_EXERCISE PROMPT_:
Transcribe the listing that follows in full, omitting pictures.

_DATASET RECORDS_:
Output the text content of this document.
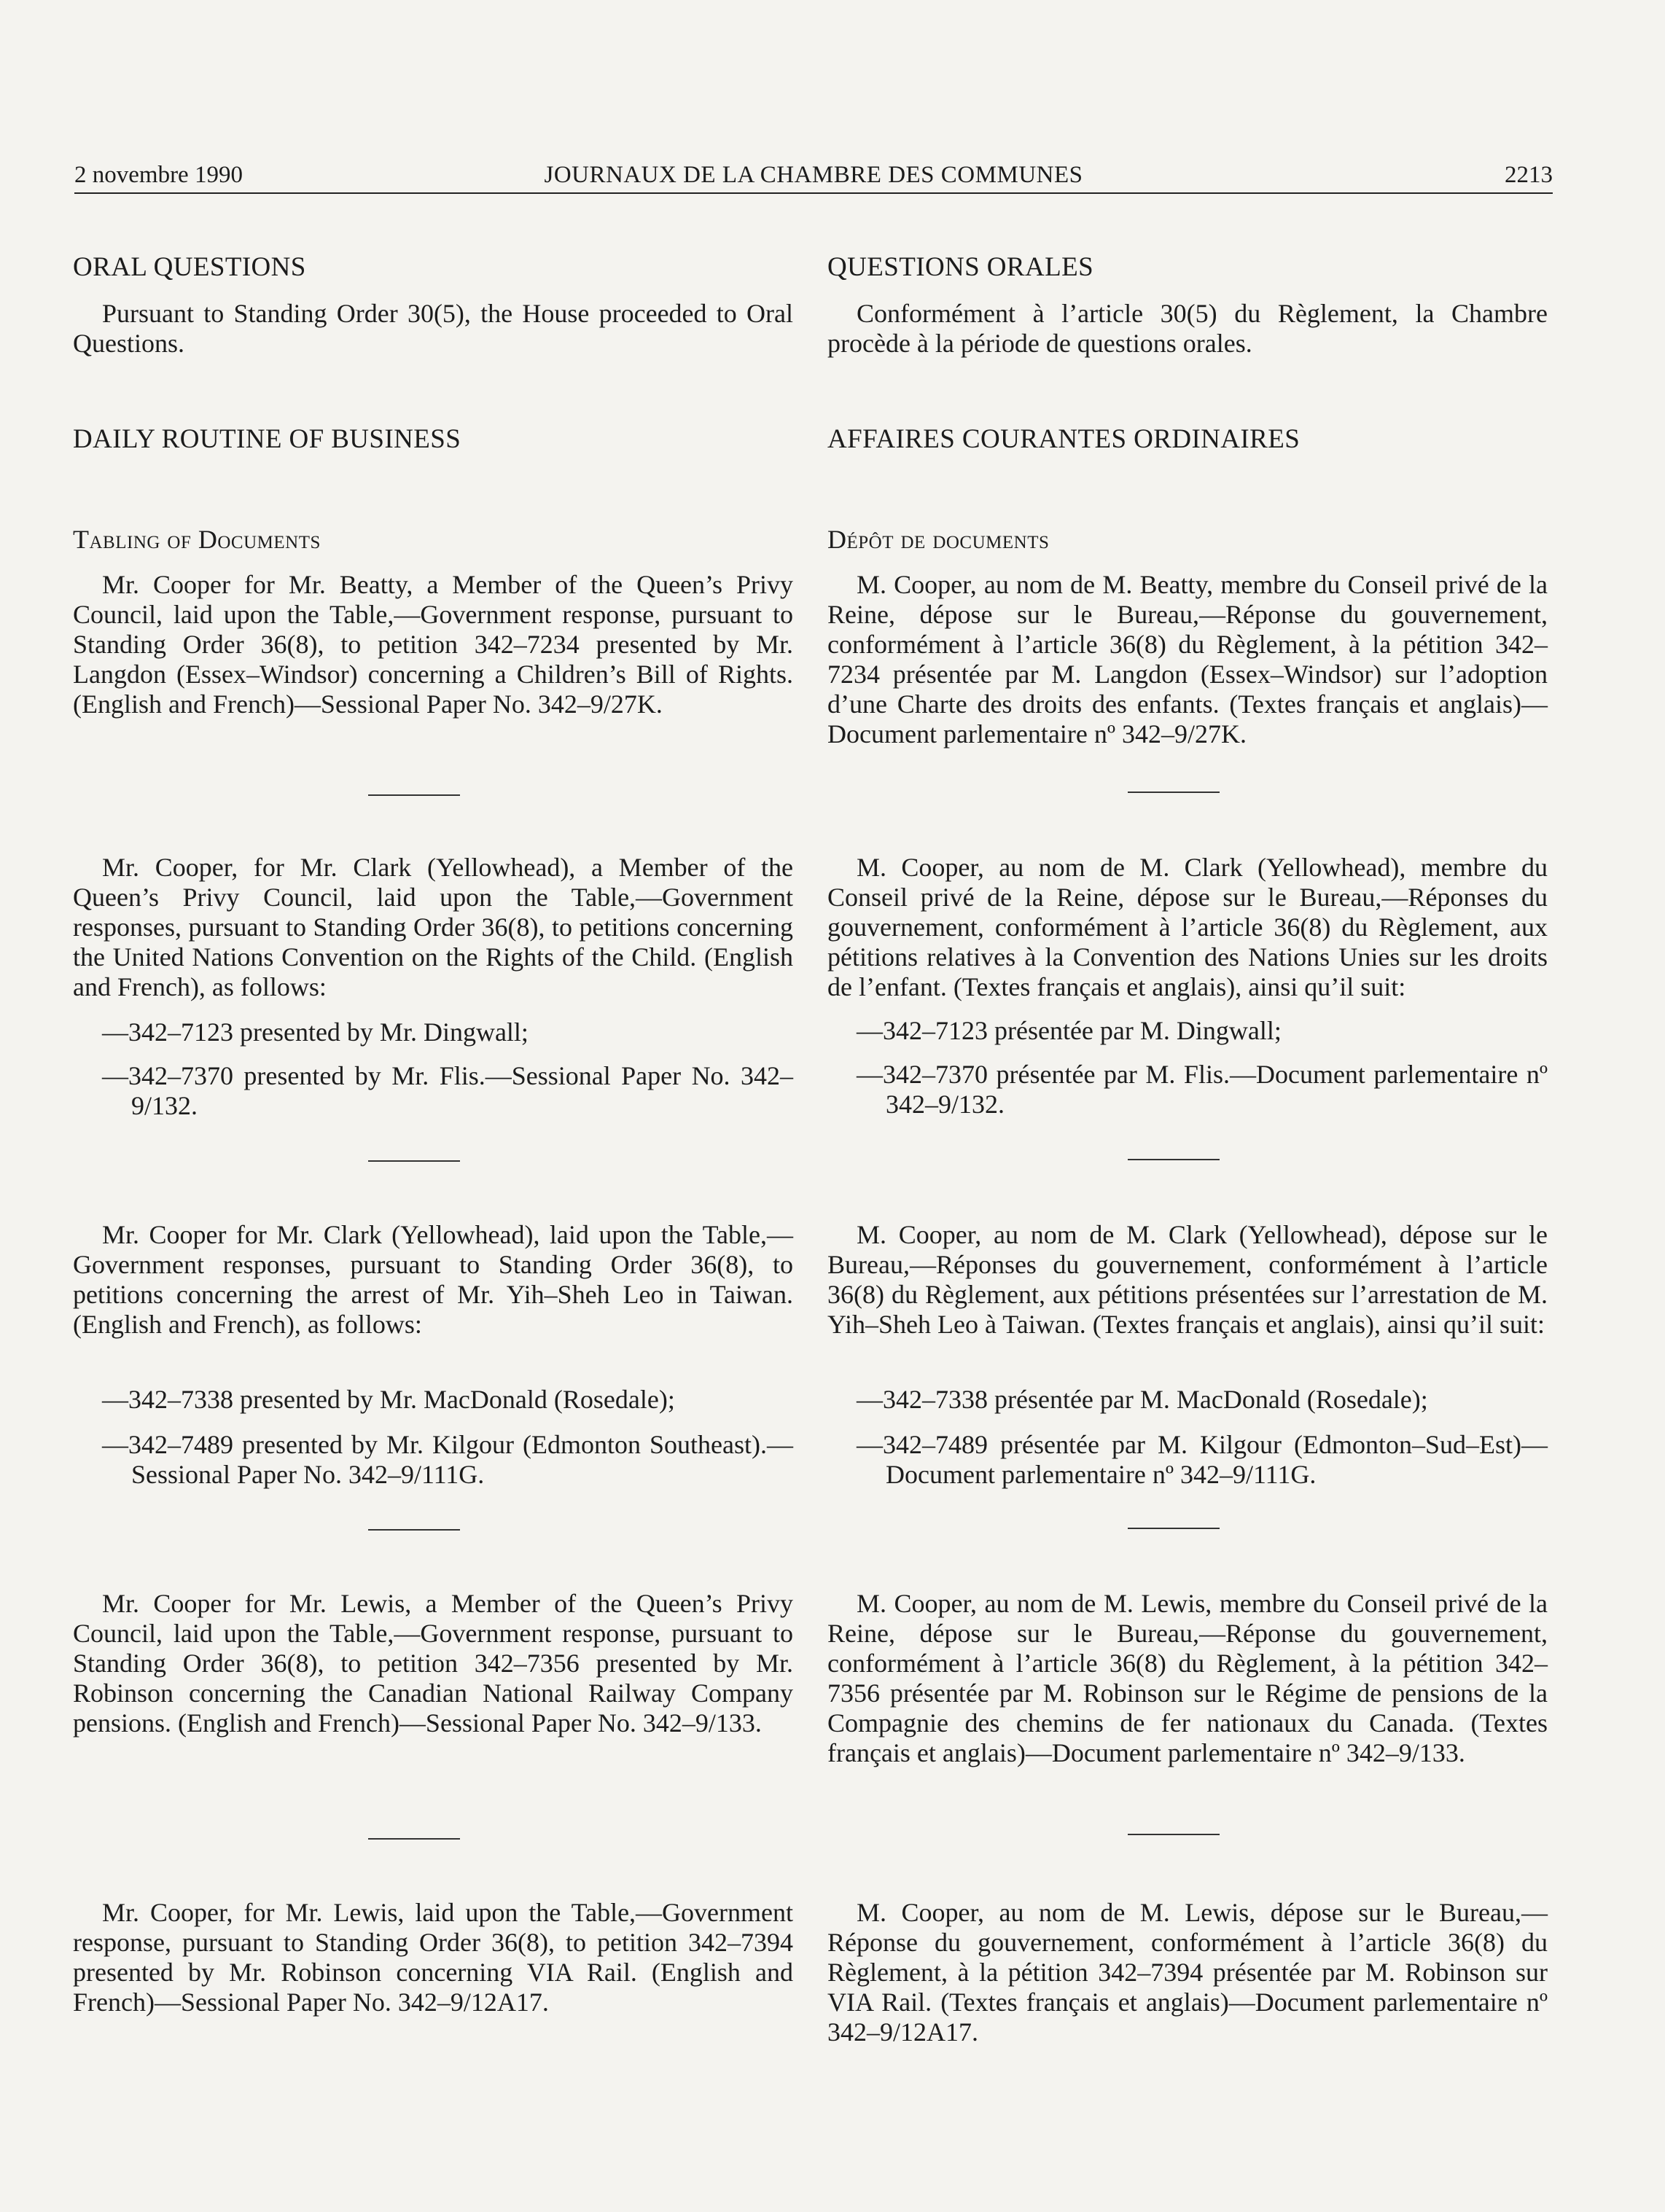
2 novembre 1990	JOURNAUX DE LA CHAMBRE DES COMMUNES	2213
ORAL QUESTIONS

Pursuant to Standing Order 30(5), the House proceeded to Oral Questions.

DAILY ROUTINE OF BUSINESS
Tabling of Documents

Mr. Cooper for Mr. Beatty, a Member of the Queen’s Privy Council, laid upon the Table,—Government response, pursuant to Standing Order 36(8), to petition 342–7234 presented by Mr. Langdon (Essex–Windsor) concerning a Children’s Bill of Rights. (English and French)—Sessional Paper No. 342–9/27K.

Mr. Cooper, for Mr. Clark (Yellowhead), a Member of the Queen’s Privy Council, laid upon the Table,—Government responses, pursuant to Standing Order 36(8), to petitions concerning the United Nations Convention on the Rights of the Child. (English and French), as follows:

—342–7123 presented by Mr. Dingwall;

—342–7370 presented by Mr. Flis.—Sessional Paper No. 342–9/132.

Mr. Cooper for Mr. Clark (Yellowhead), laid upon the Table,—Government responses, pursuant to Standing Order 36(8), to petitions concerning the arrest of Mr. Yih–Sheh Leo in Taiwan. (English and French), as follows:

—342–7338 presented by Mr. MacDonald (Rosedale);

—342–7489 presented by Mr. Kilgour (Edmonton Southeast).—Sessional Paper No. 342–9/111G.

Mr. Cooper for Mr. Lewis, a Member of the Queen’s Privy Council, laid upon the Table,—Government response, pursuant to Standing Order 36(8), to petition 342–7356 presented by Mr. Robinson concerning the Canadian National Railway Company pensions. (English and French)—Sessional Paper No. 342–9/133.

Mr. Cooper, for Mr. Lewis, laid upon the Table,—Government response, pursuant to Standing Order 36(8), to petition 342–7394 presented by Mr. Robinson concerning VIA Rail. (English and French)—Sessional Paper No. 342–9/12A17.

QUESTIONS ORALES

Conformément à l’article 30(5) du Règlement, la Chambre procède à la période de questions orales.

AFFAIRES COURANTES ORDINAIRES
Dépôt de documents

M. Cooper, au nom de M. Beatty, membre du Conseil privé de la Reine, dépose sur le Bureau,—Réponse du gouvernement, conformément à l’article 36(8) du Règlement, à la pétition 342–7234 présentée par M. Langdon (Essex–Windsor) sur l’adoption d’une Charte des droits des enfants. (Textes français et anglais)—Document parlementaire nº 342–9/27K.

M. Cooper, au nom de M. Clark (Yellowhead), membre du Conseil privé de la Reine, dépose sur le Bureau,—Réponses du gouvernement, conformément à l’article 36(8) du Règlement, aux pétitions relatives à la Convention des Nations Unies sur les droits de l’enfant. (Textes français et anglais), ainsi qu’il suit:

—342–7123 présentée par M. Dingwall;

—342–7370 présentée par M. Flis.—Document parlementaire nº 342–9/132.

M. Cooper, au nom de M. Clark (Yellowhead), dépose sur le Bureau,—Réponses du gouvernement, conformément à l’article 36(8) du Règlement, aux pétitions présentées sur l’arrestation de M. Yih–Sheh Leo à Taiwan. (Textes français et anglais), ainsi qu’il suit:

—342–7338 présentée par M. MacDonald (Rosedale);

—342–7489 présentée par M. Kilgour (Edmonton–Sud–Est)—Document parlementaire nº 342–9/111G.

M. Cooper, au nom de M. Lewis, membre du Conseil privé de la Reine, dépose sur le Bureau,—Réponse du gouvernement, conformément à l’article 36(8) du Règlement, à la pétition 342–7356 présentée par M. Robinson sur le Régime de pensions de la Compagnie des chemins de fer nationaux du Canada. (Textes français et anglais)—Document parlementaire nº 342–9/133.

M. Cooper, au nom de M. Lewis, dépose sur le Bureau,—Réponse du gouvernement, conformément à l’article 36(8) du Règlement, à la pétition 342–7394 présentée par M. Robinson sur VIA Rail. (Textes français et anglais)—Document parlementaire nº 342–9/12A17.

_RESPONSE TO THIS TASK_:
Output the text content of this document.
2 novembre 1990	JOURNAUX DE LA CHAMBRE DES COMMUNES	2213
ORAL QUESTIONS

Pursuant to Standing Order 30(5), the House proceeded to Oral Questions.

DAILY ROUTINE OF BUSINESS
Tabling of Documents

Mr. Cooper for Mr. Beatty, a Member of the Queen’s Privy Council, laid upon the Table,—Government response, pursuant to Standing Order 36(8), to petition 342–7234 presented by Mr. Langdon (Essex–Windsor) concerning a Children’s Bill of Rights. (English and French)—Sessional Paper No. 342–9/27K.

Mr. Cooper, for Mr. Clark (Yellowhead), a Member of the Queen’s Privy Council, laid upon the Table,—Government responses, pursuant to Standing Order 36(8), to petitions concerning the United Nations Convention on the Rights of the Child. (English and French), as follows:

—342–7123 presented by Mr. Dingwall;

—342–7370 presented by Mr. Flis.—Sessional Paper No. 342–9/132.

Mr. Cooper for Mr. Clark (Yellowhead), laid upon the Table,—Government responses, pursuant to Standing Order 36(8), to petitions concerning the arrest of Mr. Yih–Sheh Leo in Taiwan. (English and French), as follows:

—342–7338 presented by Mr. MacDonald (Rosedale);

—342–7489 presented by Mr. Kilgour (Edmonton Southeast).—Sessional Paper No. 342–9/111G.

Mr. Cooper for Mr. Lewis, a Member of the Queen’s Privy Council, laid upon the Table,—Government response, pursuant to Standing Order 36(8), to petition 342–7356 presented by Mr. Robinson concerning the Canadian National Railway Company pensions. (English and French)—Sessional Paper No. 342–9/133.

Mr. Cooper, for Mr. Lewis, laid upon the Table,—Government response, pursuant to Standing Order 36(8), to petition 342–7394 presented by Mr. Robinson concerning VIA Rail. (English and French)—Sessional Paper No. 342–9/12A17.

QUESTIONS ORALES

Conformément à l’article 30(5) du Règlement, la Chambre procède à la période de questions orales.

AFFAIRES COURANTES ORDINAIRES
Dépôt de documents

M. Cooper, au nom de M. Beatty, membre du Conseil privé de la Reine, dépose sur le Bureau,—Réponse du gouvernement, conformément à l’article 36(8) du Règlement, à la pétition 342–7234 présentée par M. Langdon (Essex–Windsor) sur l’adoption d’une Charte des droits des enfants. (Textes français et anglais)—Document parlementaire nº 342–9/27K.

M. Cooper, au nom de M. Clark (Yellowhead), membre du Conseil privé de la Reine, dépose sur le Bureau,—Réponses du gouvernement, conformément à l’article 36(8) du Règlement, aux pétitions relatives à la Convention des Nations Unies sur les droits de l’enfant. (Textes français et anglais), ainsi qu’il suit:

—342–7123 présentée par M. Dingwall;

—342–7370 présentée par M. Flis.—Document parlementaire nº 342–9/132.

M. Cooper, au nom de M. Clark (Yellowhead), dépose sur le Bureau,—Réponses du gouvernement, conformément à l’article 36(8) du Règlement, aux pétitions présentées sur l’arrestation de M. Yih–Sheh Leo à Taiwan. (Textes français et anglais), ainsi qu’il suit:

—342–7338 présentée par M. MacDonald (Rosedale);

—342–7489 présentée par M. Kilgour (Edmonton–Sud–Est)—Document parlementaire nº 342–9/111G.

M. Cooper, au nom de M. Lewis, membre du Conseil privé de la Reine, dépose sur le Bureau,—Réponse du gouvernement, conformément à l’article 36(8) du Règlement, à la pétition 342–7356 présentée par M. Robinson sur le Régime de pensions de la Compagnie des chemins de fer nationaux du Canada. (Textes français et anglais)—Document parlementaire nº 342–9/133.

M. Cooper, au nom de M. Lewis, dépose sur le Bureau,—Réponse du gouvernement, conformément à l’article 36(8) du Règlement, à la pétition 342–7394 présentée par M. Robinson sur VIA Rail. (Textes français et anglais)—Document parlementaire nº 342–9/12A17.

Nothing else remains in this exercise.